Data to use:
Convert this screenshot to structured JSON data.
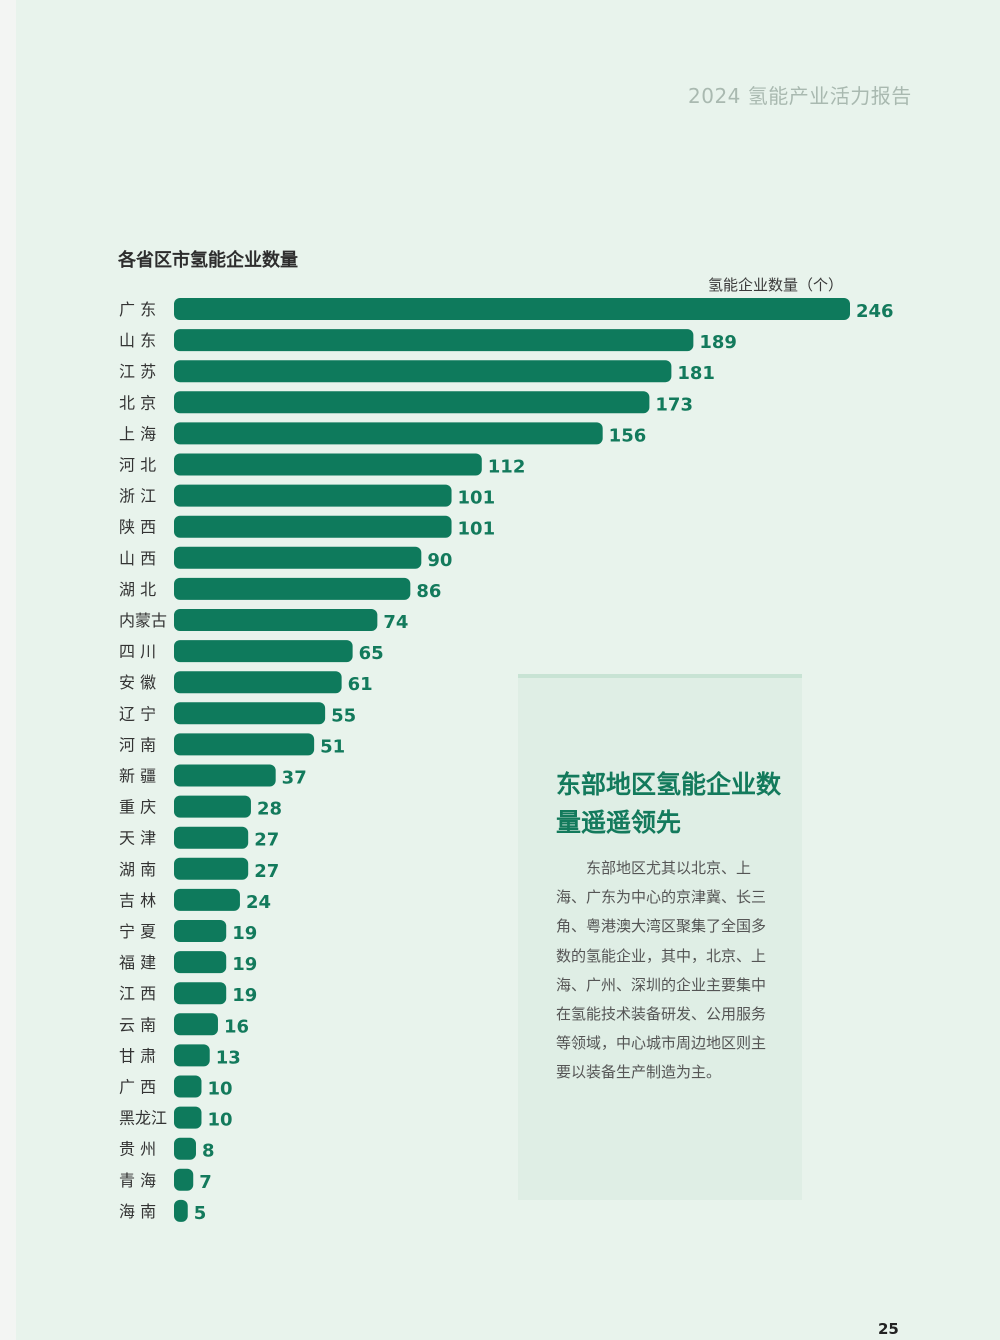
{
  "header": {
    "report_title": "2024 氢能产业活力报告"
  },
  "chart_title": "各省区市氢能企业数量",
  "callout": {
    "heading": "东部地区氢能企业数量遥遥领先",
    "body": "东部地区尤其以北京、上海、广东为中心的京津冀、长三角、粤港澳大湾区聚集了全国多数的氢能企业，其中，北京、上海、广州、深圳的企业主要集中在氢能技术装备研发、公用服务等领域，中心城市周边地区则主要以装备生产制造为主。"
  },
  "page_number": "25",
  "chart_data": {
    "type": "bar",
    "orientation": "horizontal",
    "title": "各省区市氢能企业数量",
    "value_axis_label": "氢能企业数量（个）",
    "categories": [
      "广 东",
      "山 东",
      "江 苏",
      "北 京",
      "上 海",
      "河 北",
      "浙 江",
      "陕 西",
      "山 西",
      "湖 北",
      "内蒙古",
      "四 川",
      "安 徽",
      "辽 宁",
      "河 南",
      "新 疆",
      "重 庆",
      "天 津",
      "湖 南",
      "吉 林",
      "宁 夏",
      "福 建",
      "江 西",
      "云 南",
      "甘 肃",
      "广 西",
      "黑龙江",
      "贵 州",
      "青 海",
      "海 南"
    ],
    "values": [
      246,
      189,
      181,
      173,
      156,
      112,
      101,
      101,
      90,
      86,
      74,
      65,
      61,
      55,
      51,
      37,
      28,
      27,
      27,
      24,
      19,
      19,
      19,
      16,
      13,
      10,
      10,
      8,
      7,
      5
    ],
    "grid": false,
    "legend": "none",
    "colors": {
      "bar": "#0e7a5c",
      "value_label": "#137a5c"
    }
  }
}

...

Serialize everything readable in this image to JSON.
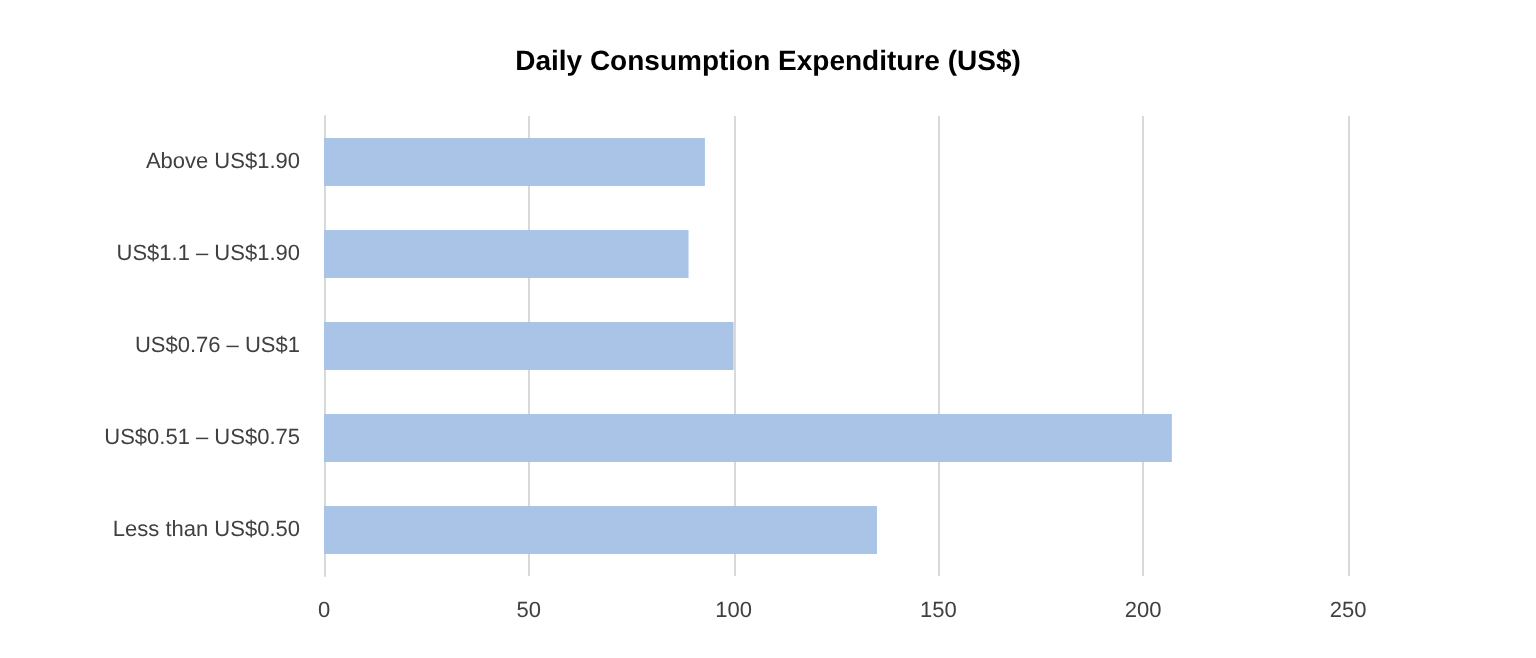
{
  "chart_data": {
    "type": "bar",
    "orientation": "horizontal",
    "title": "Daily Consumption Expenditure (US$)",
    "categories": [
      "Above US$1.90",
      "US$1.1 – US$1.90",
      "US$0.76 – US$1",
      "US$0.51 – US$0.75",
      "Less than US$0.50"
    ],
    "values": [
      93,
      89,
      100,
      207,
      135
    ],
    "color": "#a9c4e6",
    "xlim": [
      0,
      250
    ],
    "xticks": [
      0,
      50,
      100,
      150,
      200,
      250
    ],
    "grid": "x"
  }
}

Work to do: Take every line from the records above that has the word "this" and copy it.

Problem solution:
Convert this screenshot to structured JSON data.
Serialize everything readable in this image to JSON.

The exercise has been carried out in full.